THE INPUT:

++++++++++

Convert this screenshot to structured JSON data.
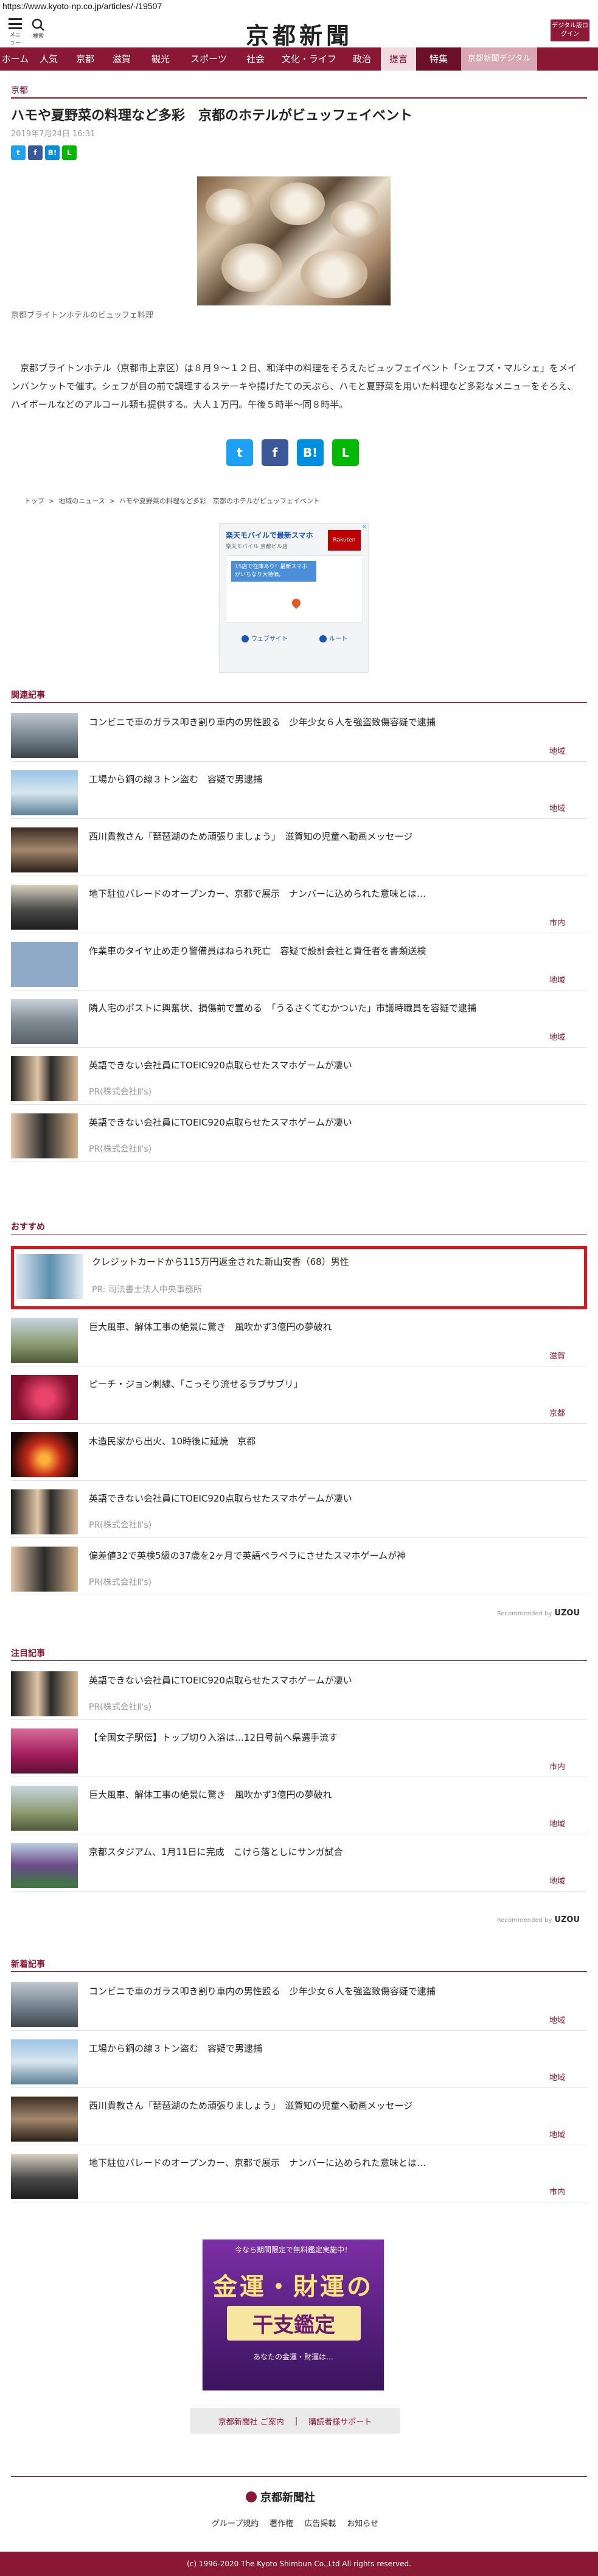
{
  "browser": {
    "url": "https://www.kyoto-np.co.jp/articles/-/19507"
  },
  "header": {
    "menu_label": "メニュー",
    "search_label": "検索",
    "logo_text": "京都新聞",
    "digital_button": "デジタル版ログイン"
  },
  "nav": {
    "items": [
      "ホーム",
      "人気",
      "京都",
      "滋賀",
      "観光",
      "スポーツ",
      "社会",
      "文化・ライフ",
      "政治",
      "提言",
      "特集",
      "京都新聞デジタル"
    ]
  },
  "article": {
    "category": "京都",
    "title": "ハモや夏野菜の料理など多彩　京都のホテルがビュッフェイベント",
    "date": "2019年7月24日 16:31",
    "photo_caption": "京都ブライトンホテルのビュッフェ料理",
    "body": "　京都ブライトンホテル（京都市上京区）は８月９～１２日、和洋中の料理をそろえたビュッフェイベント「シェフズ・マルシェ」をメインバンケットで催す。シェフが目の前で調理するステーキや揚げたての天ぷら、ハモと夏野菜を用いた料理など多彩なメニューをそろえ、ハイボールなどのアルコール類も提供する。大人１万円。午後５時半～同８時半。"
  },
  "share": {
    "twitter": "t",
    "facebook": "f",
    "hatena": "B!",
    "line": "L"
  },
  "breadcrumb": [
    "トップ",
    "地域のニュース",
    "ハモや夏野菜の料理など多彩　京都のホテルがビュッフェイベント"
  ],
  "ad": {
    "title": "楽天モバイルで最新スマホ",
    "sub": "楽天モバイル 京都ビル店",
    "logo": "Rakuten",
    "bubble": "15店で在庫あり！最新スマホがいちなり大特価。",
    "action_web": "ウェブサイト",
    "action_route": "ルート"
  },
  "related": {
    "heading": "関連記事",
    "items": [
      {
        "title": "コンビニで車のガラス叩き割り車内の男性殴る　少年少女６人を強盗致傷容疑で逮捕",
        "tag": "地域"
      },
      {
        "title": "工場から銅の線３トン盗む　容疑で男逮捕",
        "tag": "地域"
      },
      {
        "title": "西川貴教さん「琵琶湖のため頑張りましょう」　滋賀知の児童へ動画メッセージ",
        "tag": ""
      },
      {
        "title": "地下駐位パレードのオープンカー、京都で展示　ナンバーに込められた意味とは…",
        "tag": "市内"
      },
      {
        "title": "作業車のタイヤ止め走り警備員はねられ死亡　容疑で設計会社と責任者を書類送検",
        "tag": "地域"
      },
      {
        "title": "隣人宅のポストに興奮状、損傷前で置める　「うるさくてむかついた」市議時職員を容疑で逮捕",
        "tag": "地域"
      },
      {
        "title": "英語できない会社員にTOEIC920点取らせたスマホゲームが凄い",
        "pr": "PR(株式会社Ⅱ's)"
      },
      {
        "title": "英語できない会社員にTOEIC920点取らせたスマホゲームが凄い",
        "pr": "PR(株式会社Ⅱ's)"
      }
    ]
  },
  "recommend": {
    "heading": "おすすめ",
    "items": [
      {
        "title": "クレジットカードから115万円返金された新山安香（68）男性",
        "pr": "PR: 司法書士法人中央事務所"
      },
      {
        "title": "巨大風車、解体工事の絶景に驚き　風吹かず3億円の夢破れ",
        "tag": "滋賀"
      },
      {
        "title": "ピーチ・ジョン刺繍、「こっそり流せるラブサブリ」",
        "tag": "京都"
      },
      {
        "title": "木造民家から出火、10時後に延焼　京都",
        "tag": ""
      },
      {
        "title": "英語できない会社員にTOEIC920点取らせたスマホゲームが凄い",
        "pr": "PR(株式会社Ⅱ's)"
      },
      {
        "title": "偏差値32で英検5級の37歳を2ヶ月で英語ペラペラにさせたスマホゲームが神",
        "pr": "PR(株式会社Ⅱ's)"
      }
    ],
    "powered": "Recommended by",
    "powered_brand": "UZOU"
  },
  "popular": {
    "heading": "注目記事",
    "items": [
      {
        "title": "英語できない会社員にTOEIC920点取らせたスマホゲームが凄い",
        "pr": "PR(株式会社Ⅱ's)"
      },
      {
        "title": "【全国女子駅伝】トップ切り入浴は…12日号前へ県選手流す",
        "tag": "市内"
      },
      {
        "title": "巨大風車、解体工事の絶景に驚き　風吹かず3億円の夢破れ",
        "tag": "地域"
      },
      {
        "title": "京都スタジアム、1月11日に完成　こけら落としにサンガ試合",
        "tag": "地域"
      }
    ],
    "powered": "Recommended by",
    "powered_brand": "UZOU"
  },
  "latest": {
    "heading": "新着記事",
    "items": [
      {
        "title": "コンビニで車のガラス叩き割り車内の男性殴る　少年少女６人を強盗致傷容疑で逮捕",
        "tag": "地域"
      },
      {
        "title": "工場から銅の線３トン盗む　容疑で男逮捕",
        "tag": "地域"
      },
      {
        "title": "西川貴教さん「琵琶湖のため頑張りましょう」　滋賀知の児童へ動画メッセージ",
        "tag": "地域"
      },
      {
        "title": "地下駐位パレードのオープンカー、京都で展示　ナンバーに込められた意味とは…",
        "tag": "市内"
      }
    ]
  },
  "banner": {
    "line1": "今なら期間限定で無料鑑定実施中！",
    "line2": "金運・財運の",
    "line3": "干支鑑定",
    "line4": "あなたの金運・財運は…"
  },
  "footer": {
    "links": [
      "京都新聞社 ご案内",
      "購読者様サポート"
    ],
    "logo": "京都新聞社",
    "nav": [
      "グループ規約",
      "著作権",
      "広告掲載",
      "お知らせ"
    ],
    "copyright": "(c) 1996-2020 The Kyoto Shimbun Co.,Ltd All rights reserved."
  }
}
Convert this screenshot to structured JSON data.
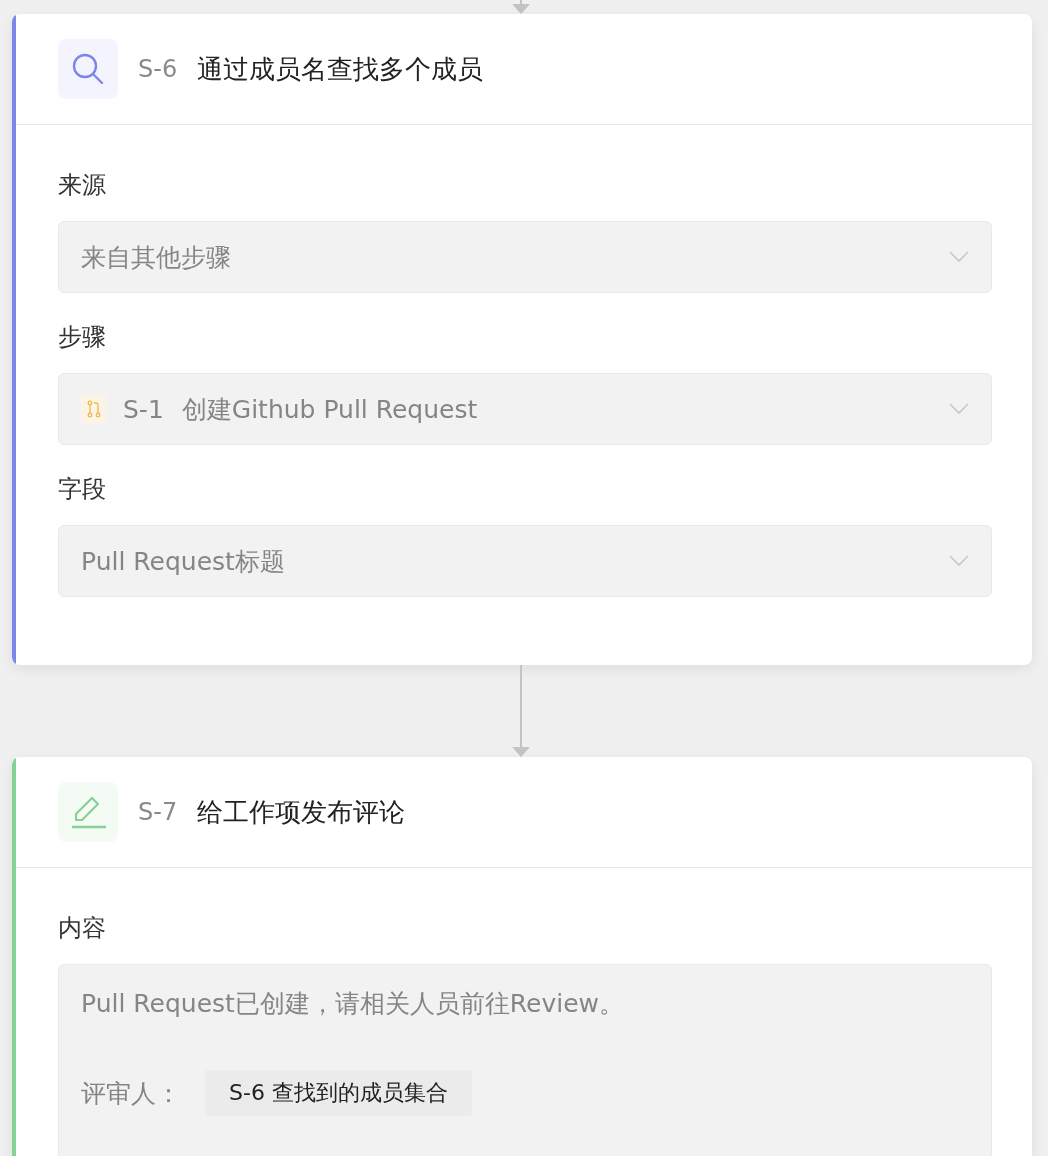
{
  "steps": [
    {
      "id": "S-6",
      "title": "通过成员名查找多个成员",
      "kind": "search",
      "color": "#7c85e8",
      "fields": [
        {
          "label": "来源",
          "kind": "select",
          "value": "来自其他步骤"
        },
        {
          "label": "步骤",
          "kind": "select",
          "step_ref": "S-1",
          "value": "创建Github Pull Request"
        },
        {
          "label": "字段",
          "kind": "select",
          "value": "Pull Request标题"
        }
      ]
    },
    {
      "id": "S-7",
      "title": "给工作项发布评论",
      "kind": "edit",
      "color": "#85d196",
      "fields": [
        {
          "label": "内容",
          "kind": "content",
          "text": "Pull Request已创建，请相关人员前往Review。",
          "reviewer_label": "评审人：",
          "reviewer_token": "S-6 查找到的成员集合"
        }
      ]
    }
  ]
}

++++++++++

WORK TO COMPLETE: Omit the pictures, and quote the material above exactly as given.

PROBLEM SOLUTION:
Convert this screenshot to structured JSON data.
{
  "browser": {
    "url": "https://www.kyoto-np.co.jp/articles/-/19507"
  },
  "header": {
    "menu_label": "メニュー",
    "search_label": "検索",
    "logo_text": "京都新聞",
    "digital_button": "デジタル版ログイン"
  },
  "nav": {
    "items": [
      "ホーム",
      "人気",
      "京都",
      "滋賀",
      "観光",
      "スポーツ",
      "社会",
      "文化・ライフ",
      "政治",
      "提言",
      "特集",
      "京都新聞デジタル"
    ]
  },
  "article": {
    "category": "京都",
    "title": "ハモや夏野菜の料理など多彩　京都のホテルがビュッフェイベント",
    "date": "2019年7月24日 16:31",
    "photo_caption": "京都ブライトンホテルのビュッフェ料理",
    "body": "　京都ブライトンホテル（京都市上京区）は８月９～１２日、和洋中の料理をそろえたビュッフェイベント「シェフズ・マルシェ」をメインバンケットで催す。シェフが目の前で調理するステーキや揚げたての天ぷら、ハモと夏野菜を用いた料理など多彩なメニューをそろえ、ハイボールなどのアルコール類も提供する。大人１万円。午後５時半～同８時半。"
  },
  "share": {
    "twitter": "t",
    "facebook": "f",
    "hatena": "B!",
    "line": "L"
  },
  "breadcrumb": [
    "トップ",
    "地域のニュース",
    "ハモや夏野菜の料理など多彩　京都のホテルがビュッフェイベント"
  ],
  "ad": {
    "title": "楽天モバイルで最新スマホ",
    "sub": "楽天モバイル 京都ビル店",
    "logo": "Rakuten",
    "bubble": "15店で在庫あり！最新スマホがいちなり大特価。",
    "action_web": "ウェブサイト",
    "action_route": "ルート"
  },
  "related": {
    "heading": "関連記事",
    "items": [
      {
        "title": "コンビニで車のガラス叩き割り車内の男性殴る　少年少女６人を強盗致傷容疑で逮捕",
        "tag": "地域"
      },
      {
        "title": "工場から銅の線３トン盗む　容疑で男逮捕",
        "tag": "地域"
      },
      {
        "title": "西川貴教さん「琵琶湖のため頑張りましょう」　滋賀知の児童へ動画メッセージ",
        "tag": ""
      },
      {
        "title": "地下駐位パレードのオープンカー、京都で展示　ナンバーに込められた意味とは…",
        "tag": "市内"
      },
      {
        "title": "作業車のタイヤ止め走り警備員はねられ死亡　容疑で設計会社と責任者を書類送検",
        "tag": "地域"
      },
      {
        "title": "隣人宅のポストに興奮状、損傷前で置める　「うるさくてむかついた」市議時職員を容疑で逮捕",
        "tag": "地域"
      },
      {
        "title": "英語できない会社員にTOEIC920点取らせたスマホゲームが凄い",
        "pr": "PR(株式会社Ⅱ's)"
      },
      {
        "title": "英語できない会社員にTOEIC920点取らせたスマホゲームが凄い",
        "pr": "PR(株式会社Ⅱ's)"
      }
    ]
  },
  "recommend": {
    "heading": "おすすめ",
    "items": [
      {
        "title": "クレジットカードから115万円返金された新山安香（68）男性",
        "pr": "PR: 司法書士法人中央事務所"
      },
      {
        "title": "巨大風車、解体工事の絶景に驚き　風吹かず3億円の夢破れ",
        "tag": "滋賀"
      },
      {
        "title": "ピーチ・ジョン刺繍、「こっそり流せるラブサブリ」",
        "tag": "京都"
      },
      {
        "title": "木造民家から出火、10時後に延焼　京都",
        "tag": ""
      },
      {
        "title": "英語できない会社員にTOEIC920点取らせたスマホゲームが凄い",
        "pr": "PR(株式会社Ⅱ's)"
      },
      {
        "title": "偏差値32で英検5級の37歳を2ヶ月で英語ペラペラにさせたスマホゲームが神",
        "pr": "PR(株式会社Ⅱ's)"
      }
    ],
    "powered": "Recommended by",
    "powered_brand": "UZOU"
  },
  "popular": {
    "heading": "注目記事",
    "items": [
      {
        "title": "英語できない会社員にTOEIC920点取らせたスマホゲームが凄い",
        "pr": "PR(株式会社Ⅱ's)"
      },
      {
        "title": "【全国女子駅伝】トップ切り入浴は…12日号前へ県選手流す",
        "tag": "市内"
      },
      {
        "title": "巨大風車、解体工事の絶景に驚き　風吹かず3億円の夢破れ",
        "tag": "地域"
      },
      {
        "title": "京都スタジアム、1月11日に完成　こけら落としにサンガ試合",
        "tag": "地域"
      }
    ],
    "powered": "Recommended by",
    "powered_brand": "UZOU"
  },
  "latest": {
    "heading": "新着記事",
    "items": [
      {
        "title": "コンビニで車のガラス叩き割り車内の男性殴る　少年少女６人を強盗致傷容疑で逮捕",
        "tag": "地域"
      },
      {
        "title": "工場から銅の線３トン盗む　容疑で男逮捕",
        "tag": "地域"
      },
      {
        "title": "西川貴教さん「琵琶湖のため頑張りましょう」　滋賀知の児童へ動画メッセージ",
        "tag": "地域"
      },
      {
        "title": "地下駐位パレードのオープンカー、京都で展示　ナンバーに込められた意味とは…",
        "tag": "市内"
      }
    ]
  },
  "banner": {
    "line1": "今なら期間限定で無料鑑定実施中！",
    "line2": "金運・財運の",
    "line3": "干支鑑定",
    "line4": "あなたの金運・財運は…"
  },
  "footer": {
    "links": [
      "京都新聞社 ご案内",
      "購読者様サポート"
    ],
    "logo": "京都新聞社",
    "nav": [
      "グループ規約",
      "著作権",
      "広告掲載",
      "お知らせ"
    ],
    "copyright": "(c) 1996-2020 The Kyoto Shimbun Co.,Ltd All rights reserved."
  }
}
Convert this screenshot to structured JSON data.
{
  "steps": [
    {
      "id": "S-6",
      "title": "通过成员名查找多个成员",
      "kind": "search",
      "color": "#7c85e8",
      "fields": [
        {
          "label": "来源",
          "kind": "select",
          "value": "来自其他步骤"
        },
        {
          "label": "步骤",
          "kind": "select",
          "step_ref": "S-1",
          "value": "创建Github Pull Request"
        },
        {
          "label": "字段",
          "kind": "select",
          "value": "Pull Request标题"
        }
      ]
    },
    {
      "id": "S-7",
      "title": "给工作项发布评论",
      "kind": "edit",
      "color": "#85d196",
      "fields": [
        {
          "label": "内容",
          "kind": "content",
          "text": "Pull Request已创建，请相关人员前往Review。",
          "reviewer_label": "评审人：",
          "reviewer_token": "S-6 查找到的成员集合"
        }
      ]
    }
  ]
}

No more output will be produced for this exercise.